**Task statement**
Check every line below for the word "shape" and show those that hold it.

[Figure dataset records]
........
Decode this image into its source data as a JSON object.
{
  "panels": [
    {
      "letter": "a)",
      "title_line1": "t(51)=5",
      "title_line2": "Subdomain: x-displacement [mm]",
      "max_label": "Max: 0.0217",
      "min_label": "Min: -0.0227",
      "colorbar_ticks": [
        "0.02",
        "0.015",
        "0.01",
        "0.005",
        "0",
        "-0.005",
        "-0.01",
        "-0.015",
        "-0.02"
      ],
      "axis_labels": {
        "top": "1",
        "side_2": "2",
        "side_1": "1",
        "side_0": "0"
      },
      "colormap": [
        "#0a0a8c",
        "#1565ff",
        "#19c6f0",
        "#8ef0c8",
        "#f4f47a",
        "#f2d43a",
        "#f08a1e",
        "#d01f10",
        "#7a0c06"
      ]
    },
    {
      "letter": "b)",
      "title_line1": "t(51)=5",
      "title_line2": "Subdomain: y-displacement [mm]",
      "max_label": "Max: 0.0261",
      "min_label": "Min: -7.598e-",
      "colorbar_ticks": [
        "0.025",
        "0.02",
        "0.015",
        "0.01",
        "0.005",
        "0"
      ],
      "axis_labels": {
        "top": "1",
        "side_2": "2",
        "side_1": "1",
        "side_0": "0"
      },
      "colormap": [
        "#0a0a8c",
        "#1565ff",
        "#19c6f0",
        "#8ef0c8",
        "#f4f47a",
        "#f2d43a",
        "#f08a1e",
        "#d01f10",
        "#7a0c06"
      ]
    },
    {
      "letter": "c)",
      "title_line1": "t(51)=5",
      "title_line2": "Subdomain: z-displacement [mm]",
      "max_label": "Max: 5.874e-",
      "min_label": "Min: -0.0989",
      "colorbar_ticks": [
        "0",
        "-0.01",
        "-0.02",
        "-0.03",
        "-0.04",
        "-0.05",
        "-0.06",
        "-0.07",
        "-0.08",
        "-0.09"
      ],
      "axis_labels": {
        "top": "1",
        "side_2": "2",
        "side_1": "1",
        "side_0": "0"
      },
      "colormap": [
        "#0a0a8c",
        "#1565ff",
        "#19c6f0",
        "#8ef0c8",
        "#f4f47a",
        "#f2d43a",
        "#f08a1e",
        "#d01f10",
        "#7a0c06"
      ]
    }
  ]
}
........
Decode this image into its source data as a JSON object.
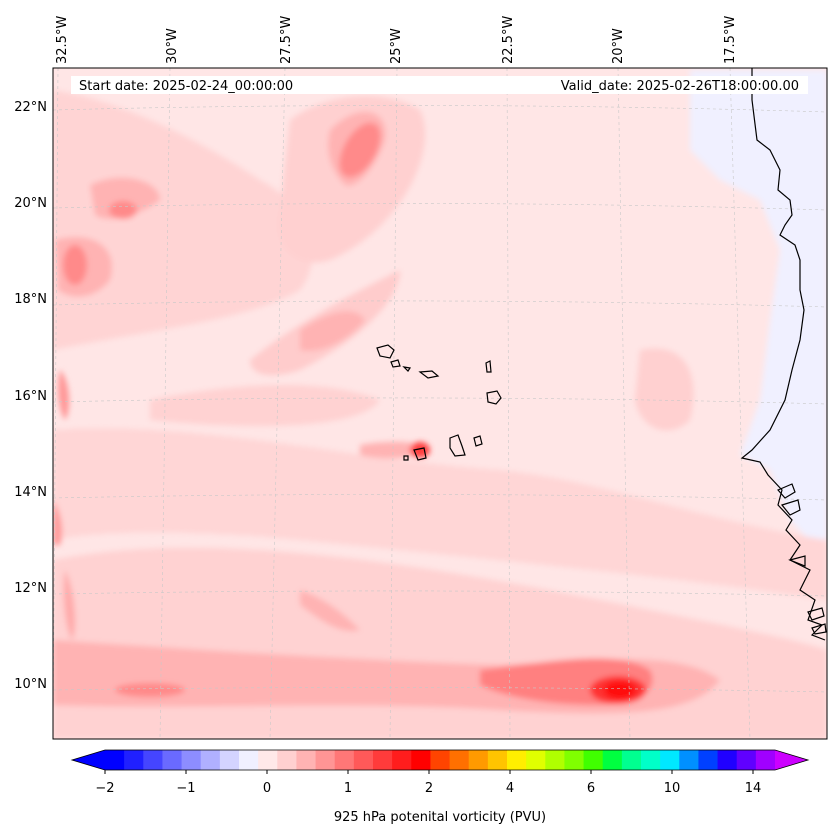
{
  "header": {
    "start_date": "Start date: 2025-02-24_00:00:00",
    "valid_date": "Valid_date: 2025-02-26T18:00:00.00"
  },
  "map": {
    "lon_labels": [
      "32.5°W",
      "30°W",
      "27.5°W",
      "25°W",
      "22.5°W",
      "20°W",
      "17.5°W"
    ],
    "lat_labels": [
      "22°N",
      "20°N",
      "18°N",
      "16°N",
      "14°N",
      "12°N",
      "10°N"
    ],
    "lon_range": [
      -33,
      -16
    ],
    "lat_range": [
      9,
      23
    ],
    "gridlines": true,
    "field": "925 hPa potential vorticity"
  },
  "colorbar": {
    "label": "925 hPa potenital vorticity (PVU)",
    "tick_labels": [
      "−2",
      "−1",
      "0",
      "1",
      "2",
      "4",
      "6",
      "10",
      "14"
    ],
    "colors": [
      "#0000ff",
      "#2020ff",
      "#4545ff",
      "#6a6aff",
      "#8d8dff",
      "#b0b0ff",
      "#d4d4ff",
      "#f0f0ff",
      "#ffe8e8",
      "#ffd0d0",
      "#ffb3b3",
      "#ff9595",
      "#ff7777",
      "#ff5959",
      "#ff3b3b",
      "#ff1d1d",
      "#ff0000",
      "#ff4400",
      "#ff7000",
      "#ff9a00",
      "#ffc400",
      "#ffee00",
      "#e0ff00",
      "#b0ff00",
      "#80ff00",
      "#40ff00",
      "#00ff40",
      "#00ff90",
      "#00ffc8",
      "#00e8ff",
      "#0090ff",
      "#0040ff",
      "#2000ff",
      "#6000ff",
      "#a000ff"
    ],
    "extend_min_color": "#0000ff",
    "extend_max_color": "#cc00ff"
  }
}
........
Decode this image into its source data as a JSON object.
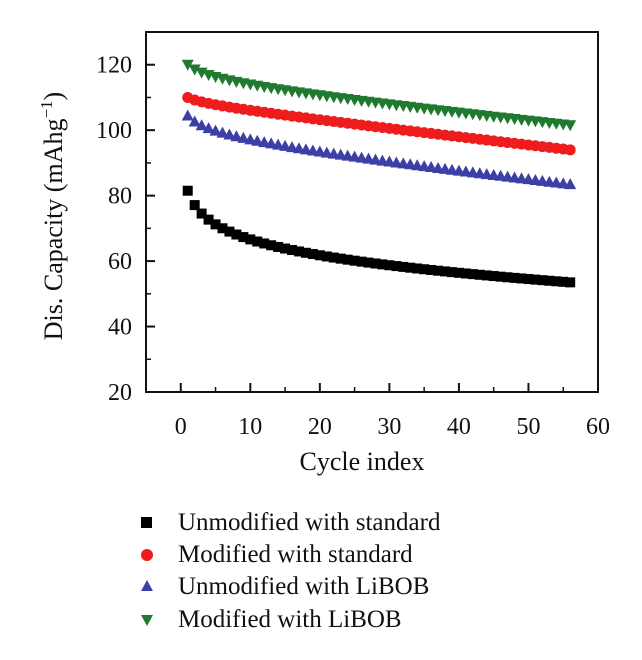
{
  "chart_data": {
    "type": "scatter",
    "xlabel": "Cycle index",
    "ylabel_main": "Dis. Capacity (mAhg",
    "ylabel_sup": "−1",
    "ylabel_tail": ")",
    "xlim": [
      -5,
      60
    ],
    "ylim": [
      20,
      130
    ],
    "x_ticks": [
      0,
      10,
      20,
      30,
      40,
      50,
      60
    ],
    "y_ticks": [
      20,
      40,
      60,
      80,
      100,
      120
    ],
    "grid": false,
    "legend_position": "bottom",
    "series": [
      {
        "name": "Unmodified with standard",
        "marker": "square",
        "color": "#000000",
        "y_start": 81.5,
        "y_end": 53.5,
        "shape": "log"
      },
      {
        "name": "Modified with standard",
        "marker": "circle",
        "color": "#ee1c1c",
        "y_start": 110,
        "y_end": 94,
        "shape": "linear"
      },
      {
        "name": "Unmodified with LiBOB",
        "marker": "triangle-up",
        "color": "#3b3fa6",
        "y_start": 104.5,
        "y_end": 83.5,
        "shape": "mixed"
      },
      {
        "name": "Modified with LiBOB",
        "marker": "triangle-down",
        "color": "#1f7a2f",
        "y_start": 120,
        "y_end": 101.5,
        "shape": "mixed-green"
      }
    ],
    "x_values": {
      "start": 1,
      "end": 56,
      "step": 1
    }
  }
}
........
**Task output**
        "shape": "log"
        "shape": "linear"
        "shape": "mixed"
        "shape": "mixed-green"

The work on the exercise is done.